# Rows from a figure dataset
+++
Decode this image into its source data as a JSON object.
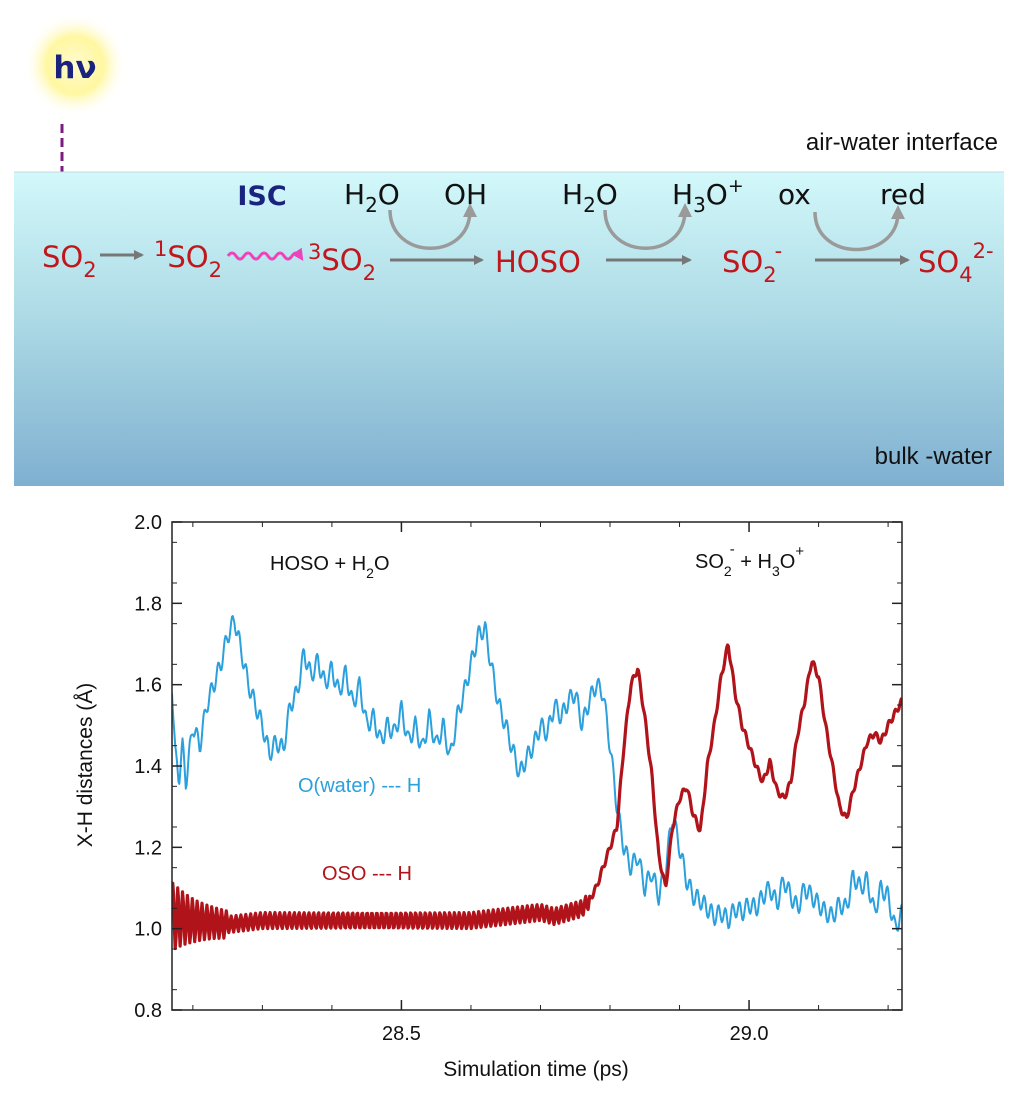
{
  "scheme": {
    "photon_label_main": "h",
    "photon_label_nu": "ν",
    "interface_label": "air-water interface",
    "bulk_label": "bulk -water",
    "isc_label": "ISC",
    "species": {
      "so2": "SO",
      "so2_sub": "2",
      "singlet_sup": "1",
      "singlet_main": "SO",
      "singlet_sub": "2",
      "triplet_sup": "3",
      "triplet_main": "SO",
      "triplet_sub": "2",
      "hoso": "HOSO",
      "so2_minus_main": "SO",
      "so2_minus_sub": "2",
      "so2_minus_sup": "-",
      "so4_main": "SO",
      "so4_sub": "4",
      "so4_sup": "2-"
    },
    "reactants": {
      "h2o_1_main": "H",
      "h2o_1_sub": "2",
      "h2o_1_end": "O",
      "oh": "OH",
      "h2o_2_main": "H",
      "h2o_2_sub": "2",
      "h2o_2_end": "O",
      "h3o_main": "H",
      "h3o_sub": "3",
      "h3o_end": "O",
      "h3o_sup": "+",
      "ox": "ox",
      "red": "red"
    },
    "colors": {
      "species": "#c0161c",
      "isc": "#1a237e",
      "wavy_arrow": "#ee44bb",
      "photon_arrow": "#7b1c7f",
      "water_top": "#d2f8fa",
      "water_bottom": "#7fb0d0"
    }
  },
  "chart_data": {
    "type": "line",
    "xlabel": "Simulation time (ps)",
    "ylabel": "X-H distances (Å)",
    "xlim": [
      28.17,
      29.22
    ],
    "ylim": [
      0.8,
      2.0
    ],
    "x_ticks": [
      "28.5",
      "29.0"
    ],
    "y_ticks": [
      "0.8",
      "1.0",
      "1.2",
      "1.4",
      "1.6",
      "1.8",
      "2.0"
    ],
    "annotations": {
      "left_main": "HOSO + H",
      "left_sub": "2",
      "left_end": "O",
      "right_main": "SO",
      "right_sub1": "2",
      "right_sup1": "-",
      "right_mid": " + H",
      "right_sub2": "3",
      "right_end": "O",
      "right_sup2": "+"
    },
    "series": [
      {
        "name": "O(water) --- H",
        "color": "#2ba0dc",
        "x": [
          28.17,
          28.175,
          28.18,
          28.185,
          28.19,
          28.2,
          28.21,
          28.22,
          28.23,
          28.24,
          28.25,
          28.26,
          28.27,
          28.28,
          28.29,
          28.3,
          28.31,
          28.32,
          28.33,
          28.34,
          28.35,
          28.36,
          28.37,
          28.38,
          28.39,
          28.4,
          28.41,
          28.42,
          28.43,
          28.44,
          28.45,
          28.46,
          28.47,
          28.48,
          28.49,
          28.5,
          28.51,
          28.52,
          28.53,
          28.54,
          28.55,
          28.56,
          28.57,
          28.58,
          28.59,
          28.6,
          28.61,
          28.62,
          28.63,
          28.64,
          28.65,
          28.66,
          28.67,
          28.68,
          28.69,
          28.7,
          28.71,
          28.72,
          28.73,
          28.74,
          28.75,
          28.76,
          28.77,
          28.78,
          28.79,
          28.8,
          28.81,
          28.82,
          28.83,
          28.84,
          28.85,
          28.86,
          28.87,
          28.88,
          28.89,
          28.9,
          28.91,
          28.92,
          28.93,
          28.94,
          28.95,
          28.96,
          28.97,
          28.98,
          28.99,
          29.0,
          29.01,
          29.02,
          29.03,
          29.04,
          29.05,
          29.06,
          29.07,
          29.08,
          29.09,
          29.1,
          29.11,
          29.12,
          29.13,
          29.14,
          29.15,
          29.16,
          29.17,
          29.18,
          29.19,
          29.2,
          29.21,
          29.22
        ],
        "values": [
          1.6,
          1.42,
          1.37,
          1.45,
          1.36,
          1.5,
          1.45,
          1.55,
          1.6,
          1.65,
          1.72,
          1.76,
          1.68,
          1.6,
          1.55,
          1.5,
          1.43,
          1.46,
          1.44,
          1.55,
          1.58,
          1.68,
          1.62,
          1.66,
          1.6,
          1.64,
          1.58,
          1.63,
          1.55,
          1.6,
          1.5,
          1.52,
          1.46,
          1.5,
          1.48,
          1.54,
          1.46,
          1.5,
          1.44,
          1.52,
          1.45,
          1.5,
          1.42,
          1.52,
          1.58,
          1.65,
          1.72,
          1.74,
          1.64,
          1.55,
          1.5,
          1.44,
          1.38,
          1.42,
          1.45,
          1.5,
          1.48,
          1.55,
          1.52,
          1.56,
          1.58,
          1.5,
          1.56,
          1.6,
          1.58,
          1.45,
          1.3,
          1.2,
          1.15,
          1.18,
          1.1,
          1.14,
          1.08,
          1.15,
          1.28,
          1.2,
          1.12,
          1.08,
          1.07,
          1.05,
          1.03,
          1.04,
          1.02,
          1.05,
          1.04,
          1.06,
          1.05,
          1.08,
          1.1,
          1.06,
          1.12,
          1.08,
          1.05,
          1.1,
          1.08,
          1.06,
          1.04,
          1.03,
          1.06,
          1.05,
          1.13,
          1.1,
          1.12,
          1.04,
          1.1,
          1.08,
          1.0,
          1.04
        ]
      },
      {
        "name": "OSO --- H",
        "color": "#b0141a",
        "x": [
          28.17,
          28.2,
          28.25,
          28.3,
          28.35,
          28.4,
          28.45,
          28.5,
          28.55,
          28.6,
          28.65,
          28.7,
          28.72,
          28.74,
          28.76,
          28.77,
          28.78,
          28.79,
          28.8,
          28.81,
          28.82,
          28.83,
          28.84,
          28.85,
          28.86,
          28.87,
          28.88,
          28.89,
          28.9,
          28.91,
          28.92,
          28.93,
          28.94,
          28.95,
          28.96,
          28.97,
          28.98,
          28.99,
          29.0,
          29.01,
          29.02,
          29.03,
          29.04,
          29.05,
          29.06,
          29.07,
          29.08,
          29.09,
          29.1,
          29.11,
          29.12,
          29.13,
          29.14,
          29.15,
          29.16,
          29.17,
          29.18,
          29.19,
          29.2,
          29.21,
          29.22
        ],
        "values": [
          1.03,
          1.02,
          1.01,
          1.02,
          1.02,
          1.02,
          1.02,
          1.02,
          1.02,
          1.02,
          1.03,
          1.04,
          1.03,
          1.04,
          1.05,
          1.07,
          1.1,
          1.15,
          1.2,
          1.25,
          1.45,
          1.6,
          1.64,
          1.52,
          1.38,
          1.18,
          1.1,
          1.25,
          1.32,
          1.35,
          1.28,
          1.24,
          1.4,
          1.5,
          1.62,
          1.7,
          1.58,
          1.5,
          1.45,
          1.4,
          1.36,
          1.41,
          1.34,
          1.32,
          1.36,
          1.48,
          1.56,
          1.66,
          1.62,
          1.5,
          1.4,
          1.3,
          1.27,
          1.34,
          1.4,
          1.46,
          1.48,
          1.46,
          1.5,
          1.53,
          1.56
        ]
      }
    ],
    "grid": false,
    "legend": "inline text labels"
  }
}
+++
# GOAL
Omit the pictures and output all of the other material exactly.

# THE SOLUTION
Decode this image into its source data as a JSON object.
{
  "scheme": {
    "photon_label_main": "h",
    "photon_label_nu": "ν",
    "interface_label": "air-water interface",
    "bulk_label": "bulk -water",
    "isc_label": "ISC",
    "species": {
      "so2": "SO",
      "so2_sub": "2",
      "singlet_sup": "1",
      "singlet_main": "SO",
      "singlet_sub": "2",
      "triplet_sup": "3",
      "triplet_main": "SO",
      "triplet_sub": "2",
      "hoso": "HOSO",
      "so2_minus_main": "SO",
      "so2_minus_sub": "2",
      "so2_minus_sup": "-",
      "so4_main": "SO",
      "so4_sub": "4",
      "so4_sup": "2-"
    },
    "reactants": {
      "h2o_1_main": "H",
      "h2o_1_sub": "2",
      "h2o_1_end": "O",
      "oh": "OH",
      "h2o_2_main": "H",
      "h2o_2_sub": "2",
      "h2o_2_end": "O",
      "h3o_main": "H",
      "h3o_sub": "3",
      "h3o_end": "O",
      "h3o_sup": "+",
      "ox": "ox",
      "red": "red"
    },
    "colors": {
      "species": "#c0161c",
      "isc": "#1a237e",
      "wavy_arrow": "#ee44bb",
      "photon_arrow": "#7b1c7f",
      "water_top": "#d2f8fa",
      "water_bottom": "#7fb0d0"
    }
  },
  "chart_data": {
    "type": "line",
    "xlabel": "Simulation time (ps)",
    "ylabel": "X-H distances (Å)",
    "xlim": [
      28.17,
      29.22
    ],
    "ylim": [
      0.8,
      2.0
    ],
    "x_ticks": [
      "28.5",
      "29.0"
    ],
    "y_ticks": [
      "0.8",
      "1.0",
      "1.2",
      "1.4",
      "1.6",
      "1.8",
      "2.0"
    ],
    "annotations": {
      "left_main": "HOSO + H",
      "left_sub": "2",
      "left_end": "O",
      "right_main": "SO",
      "right_sub1": "2",
      "right_sup1": "-",
      "right_mid": " + H",
      "right_sub2": "3",
      "right_end": "O",
      "right_sup2": "+"
    },
    "series": [
      {
        "name": "O(water) --- H",
        "color": "#2ba0dc",
        "x": [
          28.17,
          28.175,
          28.18,
          28.185,
          28.19,
          28.2,
          28.21,
          28.22,
          28.23,
          28.24,
          28.25,
          28.26,
          28.27,
          28.28,
          28.29,
          28.3,
          28.31,
          28.32,
          28.33,
          28.34,
          28.35,
          28.36,
          28.37,
          28.38,
          28.39,
          28.4,
          28.41,
          28.42,
          28.43,
          28.44,
          28.45,
          28.46,
          28.47,
          28.48,
          28.49,
          28.5,
          28.51,
          28.52,
          28.53,
          28.54,
          28.55,
          28.56,
          28.57,
          28.58,
          28.59,
          28.6,
          28.61,
          28.62,
          28.63,
          28.64,
          28.65,
          28.66,
          28.67,
          28.68,
          28.69,
          28.7,
          28.71,
          28.72,
          28.73,
          28.74,
          28.75,
          28.76,
          28.77,
          28.78,
          28.79,
          28.8,
          28.81,
          28.82,
          28.83,
          28.84,
          28.85,
          28.86,
          28.87,
          28.88,
          28.89,
          28.9,
          28.91,
          28.92,
          28.93,
          28.94,
          28.95,
          28.96,
          28.97,
          28.98,
          28.99,
          29.0,
          29.01,
          29.02,
          29.03,
          29.04,
          29.05,
          29.06,
          29.07,
          29.08,
          29.09,
          29.1,
          29.11,
          29.12,
          29.13,
          29.14,
          29.15,
          29.16,
          29.17,
          29.18,
          29.19,
          29.2,
          29.21,
          29.22
        ],
        "values": [
          1.6,
          1.42,
          1.37,
          1.45,
          1.36,
          1.5,
          1.45,
          1.55,
          1.6,
          1.65,
          1.72,
          1.76,
          1.68,
          1.6,
          1.55,
          1.5,
          1.43,
          1.46,
          1.44,
          1.55,
          1.58,
          1.68,
          1.62,
          1.66,
          1.6,
          1.64,
          1.58,
          1.63,
          1.55,
          1.6,
          1.5,
          1.52,
          1.46,
          1.5,
          1.48,
          1.54,
          1.46,
          1.5,
          1.44,
          1.52,
          1.45,
          1.5,
          1.42,
          1.52,
          1.58,
          1.65,
          1.72,
          1.74,
          1.64,
          1.55,
          1.5,
          1.44,
          1.38,
          1.42,
          1.45,
          1.5,
          1.48,
          1.55,
          1.52,
          1.56,
          1.58,
          1.5,
          1.56,
          1.6,
          1.58,
          1.45,
          1.3,
          1.2,
          1.15,
          1.18,
          1.1,
          1.14,
          1.08,
          1.15,
          1.28,
          1.2,
          1.12,
          1.08,
          1.07,
          1.05,
          1.03,
          1.04,
          1.02,
          1.05,
          1.04,
          1.06,
          1.05,
          1.08,
          1.1,
          1.06,
          1.12,
          1.08,
          1.05,
          1.1,
          1.08,
          1.06,
          1.04,
          1.03,
          1.06,
          1.05,
          1.13,
          1.1,
          1.12,
          1.04,
          1.1,
          1.08,
          1.0,
          1.04
        ]
      },
      {
        "name": "OSO --- H",
        "color": "#b0141a",
        "x": [
          28.17,
          28.2,
          28.25,
          28.3,
          28.35,
          28.4,
          28.45,
          28.5,
          28.55,
          28.6,
          28.65,
          28.7,
          28.72,
          28.74,
          28.76,
          28.77,
          28.78,
          28.79,
          28.8,
          28.81,
          28.82,
          28.83,
          28.84,
          28.85,
          28.86,
          28.87,
          28.88,
          28.89,
          28.9,
          28.91,
          28.92,
          28.93,
          28.94,
          28.95,
          28.96,
          28.97,
          28.98,
          28.99,
          29.0,
          29.01,
          29.02,
          29.03,
          29.04,
          29.05,
          29.06,
          29.07,
          29.08,
          29.09,
          29.1,
          29.11,
          29.12,
          29.13,
          29.14,
          29.15,
          29.16,
          29.17,
          29.18,
          29.19,
          29.2,
          29.21,
          29.22
        ],
        "values": [
          1.03,
          1.02,
          1.01,
          1.02,
          1.02,
          1.02,
          1.02,
          1.02,
          1.02,
          1.02,
          1.03,
          1.04,
          1.03,
          1.04,
          1.05,
          1.07,
          1.1,
          1.15,
          1.2,
          1.25,
          1.45,
          1.6,
          1.64,
          1.52,
          1.38,
          1.18,
          1.1,
          1.25,
          1.32,
          1.35,
          1.28,
          1.24,
          1.4,
          1.5,
          1.62,
          1.7,
          1.58,
          1.5,
          1.45,
          1.4,
          1.36,
          1.41,
          1.34,
          1.32,
          1.36,
          1.48,
          1.56,
          1.66,
          1.62,
          1.5,
          1.4,
          1.3,
          1.27,
          1.34,
          1.4,
          1.46,
          1.48,
          1.46,
          1.5,
          1.53,
          1.56
        ]
      }
    ],
    "grid": false,
    "legend": "inline text labels"
  }
}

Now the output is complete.